◆ Problem to work on
Find the lines below that contain the string "радиоволн". Copy each one.

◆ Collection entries
◆ ◆ ◆ ◆

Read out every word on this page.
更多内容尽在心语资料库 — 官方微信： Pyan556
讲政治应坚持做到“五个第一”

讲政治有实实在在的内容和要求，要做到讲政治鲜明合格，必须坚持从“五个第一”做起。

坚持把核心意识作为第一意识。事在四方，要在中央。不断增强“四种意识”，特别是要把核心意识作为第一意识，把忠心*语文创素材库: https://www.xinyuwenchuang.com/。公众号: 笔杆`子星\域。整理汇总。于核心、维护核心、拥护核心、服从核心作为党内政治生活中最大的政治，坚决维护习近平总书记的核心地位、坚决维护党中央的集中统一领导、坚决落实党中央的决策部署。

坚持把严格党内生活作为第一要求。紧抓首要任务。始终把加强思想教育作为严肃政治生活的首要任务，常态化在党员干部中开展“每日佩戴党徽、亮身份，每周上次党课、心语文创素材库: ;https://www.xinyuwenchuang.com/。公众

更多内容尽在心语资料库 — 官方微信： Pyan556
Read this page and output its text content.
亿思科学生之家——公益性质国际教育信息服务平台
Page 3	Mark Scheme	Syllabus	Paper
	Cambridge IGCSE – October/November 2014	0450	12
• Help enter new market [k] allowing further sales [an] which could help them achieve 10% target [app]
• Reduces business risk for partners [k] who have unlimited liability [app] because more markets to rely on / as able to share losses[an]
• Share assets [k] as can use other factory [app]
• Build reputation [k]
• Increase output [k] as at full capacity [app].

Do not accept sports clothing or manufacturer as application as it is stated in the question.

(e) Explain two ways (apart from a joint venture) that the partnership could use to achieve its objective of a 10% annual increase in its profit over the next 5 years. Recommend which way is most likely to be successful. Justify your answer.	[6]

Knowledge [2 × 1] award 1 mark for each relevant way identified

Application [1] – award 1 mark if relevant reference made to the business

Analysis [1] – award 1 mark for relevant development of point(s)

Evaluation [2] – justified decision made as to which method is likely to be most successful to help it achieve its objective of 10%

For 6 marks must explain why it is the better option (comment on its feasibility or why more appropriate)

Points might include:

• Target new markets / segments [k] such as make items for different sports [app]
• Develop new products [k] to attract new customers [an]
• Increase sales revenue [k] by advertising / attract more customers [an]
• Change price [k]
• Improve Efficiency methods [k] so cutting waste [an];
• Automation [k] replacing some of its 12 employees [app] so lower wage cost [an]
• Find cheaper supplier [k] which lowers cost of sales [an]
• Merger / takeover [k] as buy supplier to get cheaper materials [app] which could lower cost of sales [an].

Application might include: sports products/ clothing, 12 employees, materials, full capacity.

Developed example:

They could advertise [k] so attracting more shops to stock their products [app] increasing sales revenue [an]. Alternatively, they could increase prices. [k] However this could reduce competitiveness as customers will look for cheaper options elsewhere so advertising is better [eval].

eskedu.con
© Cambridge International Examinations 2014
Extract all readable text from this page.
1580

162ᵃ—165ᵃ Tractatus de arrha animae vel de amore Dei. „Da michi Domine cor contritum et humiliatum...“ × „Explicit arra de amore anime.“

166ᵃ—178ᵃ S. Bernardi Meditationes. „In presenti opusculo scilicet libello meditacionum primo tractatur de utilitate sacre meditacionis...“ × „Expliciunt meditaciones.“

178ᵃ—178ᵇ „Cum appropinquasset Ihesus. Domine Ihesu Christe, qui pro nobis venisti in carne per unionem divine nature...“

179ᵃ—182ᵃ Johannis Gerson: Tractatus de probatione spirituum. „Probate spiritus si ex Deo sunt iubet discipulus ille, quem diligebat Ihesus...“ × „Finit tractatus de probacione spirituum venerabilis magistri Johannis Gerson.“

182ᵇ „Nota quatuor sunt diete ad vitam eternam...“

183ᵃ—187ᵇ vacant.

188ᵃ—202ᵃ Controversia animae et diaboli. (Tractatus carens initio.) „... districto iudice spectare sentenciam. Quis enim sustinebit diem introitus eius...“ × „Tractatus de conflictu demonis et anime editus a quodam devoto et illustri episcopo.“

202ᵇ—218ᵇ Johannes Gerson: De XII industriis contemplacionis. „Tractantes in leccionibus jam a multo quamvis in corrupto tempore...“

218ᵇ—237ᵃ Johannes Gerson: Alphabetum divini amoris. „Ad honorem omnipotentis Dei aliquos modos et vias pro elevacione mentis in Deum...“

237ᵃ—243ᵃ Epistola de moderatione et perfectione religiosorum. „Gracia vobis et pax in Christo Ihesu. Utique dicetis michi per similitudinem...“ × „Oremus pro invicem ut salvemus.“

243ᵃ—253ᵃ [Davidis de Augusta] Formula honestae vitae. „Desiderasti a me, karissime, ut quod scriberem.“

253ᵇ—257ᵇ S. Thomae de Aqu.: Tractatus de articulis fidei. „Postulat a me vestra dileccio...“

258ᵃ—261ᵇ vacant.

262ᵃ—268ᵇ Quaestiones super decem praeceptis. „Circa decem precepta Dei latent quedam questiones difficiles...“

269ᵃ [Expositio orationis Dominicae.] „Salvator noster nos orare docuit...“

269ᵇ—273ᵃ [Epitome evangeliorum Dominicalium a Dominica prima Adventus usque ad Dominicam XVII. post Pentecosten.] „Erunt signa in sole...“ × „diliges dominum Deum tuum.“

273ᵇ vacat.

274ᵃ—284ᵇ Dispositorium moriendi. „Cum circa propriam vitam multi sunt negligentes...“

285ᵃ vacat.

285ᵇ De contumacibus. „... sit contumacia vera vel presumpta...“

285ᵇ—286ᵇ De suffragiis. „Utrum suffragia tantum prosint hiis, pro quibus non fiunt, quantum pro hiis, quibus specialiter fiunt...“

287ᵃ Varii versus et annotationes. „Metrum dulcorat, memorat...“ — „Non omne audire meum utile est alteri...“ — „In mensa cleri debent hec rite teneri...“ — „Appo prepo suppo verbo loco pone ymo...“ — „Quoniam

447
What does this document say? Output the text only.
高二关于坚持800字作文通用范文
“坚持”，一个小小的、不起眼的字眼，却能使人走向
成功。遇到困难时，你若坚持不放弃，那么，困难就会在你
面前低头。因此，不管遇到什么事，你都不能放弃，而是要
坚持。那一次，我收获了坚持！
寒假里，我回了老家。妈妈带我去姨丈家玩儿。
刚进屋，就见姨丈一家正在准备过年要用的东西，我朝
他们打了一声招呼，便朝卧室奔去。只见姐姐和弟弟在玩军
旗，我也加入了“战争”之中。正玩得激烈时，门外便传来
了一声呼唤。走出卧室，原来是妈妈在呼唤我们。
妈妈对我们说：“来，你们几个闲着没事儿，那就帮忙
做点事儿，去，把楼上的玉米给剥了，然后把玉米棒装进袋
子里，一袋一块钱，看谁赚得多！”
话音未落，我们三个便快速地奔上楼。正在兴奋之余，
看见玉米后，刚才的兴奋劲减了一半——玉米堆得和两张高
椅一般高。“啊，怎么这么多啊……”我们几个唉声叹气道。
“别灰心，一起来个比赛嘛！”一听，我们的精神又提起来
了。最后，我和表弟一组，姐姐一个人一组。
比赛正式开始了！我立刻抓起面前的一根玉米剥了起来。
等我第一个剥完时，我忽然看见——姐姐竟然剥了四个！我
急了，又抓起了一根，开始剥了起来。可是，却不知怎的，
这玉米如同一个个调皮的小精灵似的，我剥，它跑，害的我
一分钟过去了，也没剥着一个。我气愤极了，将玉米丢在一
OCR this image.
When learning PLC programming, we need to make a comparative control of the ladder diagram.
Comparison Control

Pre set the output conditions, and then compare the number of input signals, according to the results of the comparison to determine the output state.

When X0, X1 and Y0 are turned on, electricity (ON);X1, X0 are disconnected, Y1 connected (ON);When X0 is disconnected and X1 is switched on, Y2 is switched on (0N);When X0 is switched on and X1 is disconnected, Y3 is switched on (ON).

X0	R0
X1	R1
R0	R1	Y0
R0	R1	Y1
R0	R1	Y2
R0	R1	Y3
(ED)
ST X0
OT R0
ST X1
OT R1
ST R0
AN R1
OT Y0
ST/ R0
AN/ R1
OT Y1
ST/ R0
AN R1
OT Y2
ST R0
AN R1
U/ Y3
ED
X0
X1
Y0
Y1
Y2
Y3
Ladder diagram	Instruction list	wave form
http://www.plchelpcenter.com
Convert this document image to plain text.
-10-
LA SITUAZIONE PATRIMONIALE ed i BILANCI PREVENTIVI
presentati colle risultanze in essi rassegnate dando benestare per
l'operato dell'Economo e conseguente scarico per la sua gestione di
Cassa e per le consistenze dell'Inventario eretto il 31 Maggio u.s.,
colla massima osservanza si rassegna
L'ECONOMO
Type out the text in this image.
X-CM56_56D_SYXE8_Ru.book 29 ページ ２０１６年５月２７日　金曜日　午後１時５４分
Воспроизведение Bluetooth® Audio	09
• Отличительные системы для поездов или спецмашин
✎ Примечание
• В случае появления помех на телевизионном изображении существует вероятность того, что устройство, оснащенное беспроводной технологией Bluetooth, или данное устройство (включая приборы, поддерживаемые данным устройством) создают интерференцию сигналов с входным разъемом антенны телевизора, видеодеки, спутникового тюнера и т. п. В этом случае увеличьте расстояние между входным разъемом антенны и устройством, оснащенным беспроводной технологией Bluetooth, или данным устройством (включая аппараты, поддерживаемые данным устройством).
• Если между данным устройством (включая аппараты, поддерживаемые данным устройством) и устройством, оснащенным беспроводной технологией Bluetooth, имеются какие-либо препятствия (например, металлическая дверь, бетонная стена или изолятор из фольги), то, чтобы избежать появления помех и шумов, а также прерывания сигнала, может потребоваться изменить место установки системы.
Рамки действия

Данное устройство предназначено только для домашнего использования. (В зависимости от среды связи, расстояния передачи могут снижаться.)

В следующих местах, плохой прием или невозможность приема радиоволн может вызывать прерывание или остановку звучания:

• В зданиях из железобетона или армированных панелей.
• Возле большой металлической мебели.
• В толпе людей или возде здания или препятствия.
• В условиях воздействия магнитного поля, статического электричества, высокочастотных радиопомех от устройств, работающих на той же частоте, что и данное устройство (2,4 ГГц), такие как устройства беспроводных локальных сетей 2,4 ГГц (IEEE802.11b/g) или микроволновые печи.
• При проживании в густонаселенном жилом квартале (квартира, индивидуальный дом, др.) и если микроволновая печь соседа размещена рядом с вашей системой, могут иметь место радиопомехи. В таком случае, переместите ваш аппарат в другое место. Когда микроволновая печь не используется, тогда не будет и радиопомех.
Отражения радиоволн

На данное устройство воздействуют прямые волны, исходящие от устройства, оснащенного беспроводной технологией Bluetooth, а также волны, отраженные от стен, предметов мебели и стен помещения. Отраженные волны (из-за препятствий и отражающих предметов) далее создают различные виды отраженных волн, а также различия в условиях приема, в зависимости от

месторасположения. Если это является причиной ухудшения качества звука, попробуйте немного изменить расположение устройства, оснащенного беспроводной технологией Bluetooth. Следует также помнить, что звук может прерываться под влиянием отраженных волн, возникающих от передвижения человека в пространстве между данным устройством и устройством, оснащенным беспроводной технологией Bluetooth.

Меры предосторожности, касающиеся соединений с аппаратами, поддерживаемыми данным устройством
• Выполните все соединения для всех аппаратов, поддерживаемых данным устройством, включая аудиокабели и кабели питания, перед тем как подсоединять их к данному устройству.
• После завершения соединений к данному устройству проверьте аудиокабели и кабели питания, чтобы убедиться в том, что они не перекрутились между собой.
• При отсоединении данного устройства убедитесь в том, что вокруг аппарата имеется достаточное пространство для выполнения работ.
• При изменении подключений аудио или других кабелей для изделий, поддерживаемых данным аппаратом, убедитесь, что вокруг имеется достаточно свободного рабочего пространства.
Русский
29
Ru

◆ ◆ ◆ ◆

◆ Result below
В следующих местах, плохой прием или невозможность приема радиоволн может вызывать прерывание или остановку звучания:
Отражения радиоволн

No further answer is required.